--- START Entries shown ---

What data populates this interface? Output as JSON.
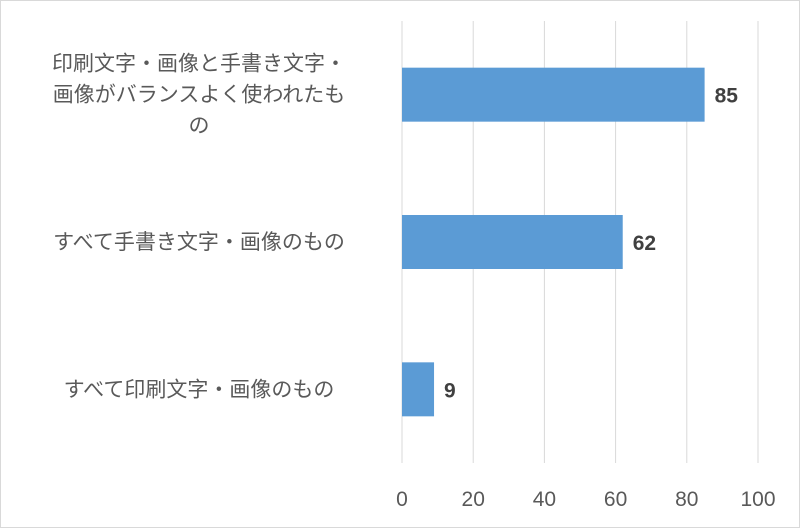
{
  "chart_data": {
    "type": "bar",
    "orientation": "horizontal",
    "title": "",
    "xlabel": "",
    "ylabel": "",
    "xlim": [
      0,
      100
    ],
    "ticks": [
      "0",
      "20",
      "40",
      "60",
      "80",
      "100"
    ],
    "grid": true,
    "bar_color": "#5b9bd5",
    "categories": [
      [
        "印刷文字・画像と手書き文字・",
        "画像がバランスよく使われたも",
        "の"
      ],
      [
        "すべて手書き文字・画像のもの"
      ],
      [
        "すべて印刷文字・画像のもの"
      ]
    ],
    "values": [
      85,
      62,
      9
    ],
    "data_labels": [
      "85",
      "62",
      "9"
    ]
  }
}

--- END Entries shown ---

Output all of the data exactly as it stands, minus any images.

▶ **Result of this exercise**
What data populates this interface? Output as JSON.
{
  "chart_data": {
    "type": "bar",
    "orientation": "horizontal",
    "title": "",
    "xlabel": "",
    "ylabel": "",
    "xlim": [
      0,
      100
    ],
    "ticks": [
      "0",
      "20",
      "40",
      "60",
      "80",
      "100"
    ],
    "grid": true,
    "bar_color": "#5b9bd5",
    "categories": [
      [
        "印刷文字・画像と手書き文字・",
        "画像がバランスよく使われたも",
        "の"
      ],
      [
        "すべて手書き文字・画像のもの"
      ],
      [
        "すべて印刷文字・画像のもの"
      ]
    ],
    "values": [
      85,
      62,
      9
    ],
    "data_labels": [
      "85",
      "62",
      "9"
    ]
  }
}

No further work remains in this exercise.